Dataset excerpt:
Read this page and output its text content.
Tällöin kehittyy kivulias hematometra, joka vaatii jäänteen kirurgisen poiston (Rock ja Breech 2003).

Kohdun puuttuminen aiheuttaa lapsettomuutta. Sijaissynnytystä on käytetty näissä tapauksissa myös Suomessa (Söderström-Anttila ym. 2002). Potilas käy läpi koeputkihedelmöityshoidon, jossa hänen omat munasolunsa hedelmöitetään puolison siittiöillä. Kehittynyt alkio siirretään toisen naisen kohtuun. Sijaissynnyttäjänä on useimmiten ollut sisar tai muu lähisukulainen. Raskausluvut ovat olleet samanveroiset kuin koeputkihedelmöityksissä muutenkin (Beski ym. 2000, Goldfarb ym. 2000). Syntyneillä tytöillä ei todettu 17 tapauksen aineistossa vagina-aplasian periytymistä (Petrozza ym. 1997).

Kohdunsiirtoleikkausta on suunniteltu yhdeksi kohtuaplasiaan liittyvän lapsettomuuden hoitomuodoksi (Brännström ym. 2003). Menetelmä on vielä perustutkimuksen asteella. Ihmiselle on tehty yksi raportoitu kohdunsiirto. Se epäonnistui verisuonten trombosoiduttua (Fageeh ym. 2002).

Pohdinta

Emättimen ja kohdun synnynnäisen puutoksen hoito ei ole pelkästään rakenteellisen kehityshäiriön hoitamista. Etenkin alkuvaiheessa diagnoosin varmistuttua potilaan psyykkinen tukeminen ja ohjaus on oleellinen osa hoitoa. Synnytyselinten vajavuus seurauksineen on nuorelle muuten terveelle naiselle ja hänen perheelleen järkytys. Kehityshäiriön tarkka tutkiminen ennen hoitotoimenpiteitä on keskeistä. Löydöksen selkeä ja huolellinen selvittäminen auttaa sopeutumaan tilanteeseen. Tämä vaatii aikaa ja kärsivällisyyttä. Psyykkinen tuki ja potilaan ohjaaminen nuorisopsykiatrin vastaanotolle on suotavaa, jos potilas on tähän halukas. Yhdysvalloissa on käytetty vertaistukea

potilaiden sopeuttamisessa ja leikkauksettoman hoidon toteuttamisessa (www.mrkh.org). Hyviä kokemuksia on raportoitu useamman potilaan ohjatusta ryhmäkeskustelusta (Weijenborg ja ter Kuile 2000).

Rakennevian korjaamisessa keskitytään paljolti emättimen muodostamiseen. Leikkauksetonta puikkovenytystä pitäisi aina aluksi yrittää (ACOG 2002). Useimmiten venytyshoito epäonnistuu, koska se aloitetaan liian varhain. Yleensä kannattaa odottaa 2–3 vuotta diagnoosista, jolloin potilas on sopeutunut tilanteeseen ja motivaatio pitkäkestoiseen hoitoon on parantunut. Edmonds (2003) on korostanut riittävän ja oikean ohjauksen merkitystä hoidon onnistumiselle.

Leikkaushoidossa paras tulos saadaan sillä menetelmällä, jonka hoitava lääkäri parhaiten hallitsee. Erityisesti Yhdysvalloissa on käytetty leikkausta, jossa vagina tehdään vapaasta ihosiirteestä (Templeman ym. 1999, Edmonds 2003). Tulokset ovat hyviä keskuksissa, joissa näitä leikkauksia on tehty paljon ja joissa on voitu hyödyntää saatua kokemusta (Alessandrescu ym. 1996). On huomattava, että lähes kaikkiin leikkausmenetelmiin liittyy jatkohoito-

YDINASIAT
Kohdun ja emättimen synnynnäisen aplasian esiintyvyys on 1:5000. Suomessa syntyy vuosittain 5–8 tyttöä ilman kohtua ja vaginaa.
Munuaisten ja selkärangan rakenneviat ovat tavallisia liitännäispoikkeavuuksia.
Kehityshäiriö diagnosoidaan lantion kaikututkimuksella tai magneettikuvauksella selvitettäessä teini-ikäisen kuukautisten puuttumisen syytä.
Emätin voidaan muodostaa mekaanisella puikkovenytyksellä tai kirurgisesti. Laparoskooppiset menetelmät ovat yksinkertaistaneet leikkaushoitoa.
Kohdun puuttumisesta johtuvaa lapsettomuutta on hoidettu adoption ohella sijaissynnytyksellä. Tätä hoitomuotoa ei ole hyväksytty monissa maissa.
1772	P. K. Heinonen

▶ _DIRECTIONS FOR THIS TASK_
All lines that include "raportoitu" are to be gathered and copied.

▶ _TASK RESULT_
Kohdunsiirtoleikkausta on suunniteltu yhdeksi kohtuaplasiaan liittyvän lapsettomuuden hoitomuodoksi (Brännström ym. 2003). Menetelmä on vielä perustutkimuksen asteella. Ihmiselle on tehty yksi raportoitu kohdunsiirto. Se epäonnistui verisuonten trombosoiduttua (Fageeh ym. 2002).
potilaiden sopeuttamisessa ja leikkauksettoman hoidon toteuttamisessa (www.mrkh.org). Hyviä kokemuksia on raportoitu useamman potilaan ohjatusta ryhmäkeskustelusta (Weijenborg ja ter Kuile 2000).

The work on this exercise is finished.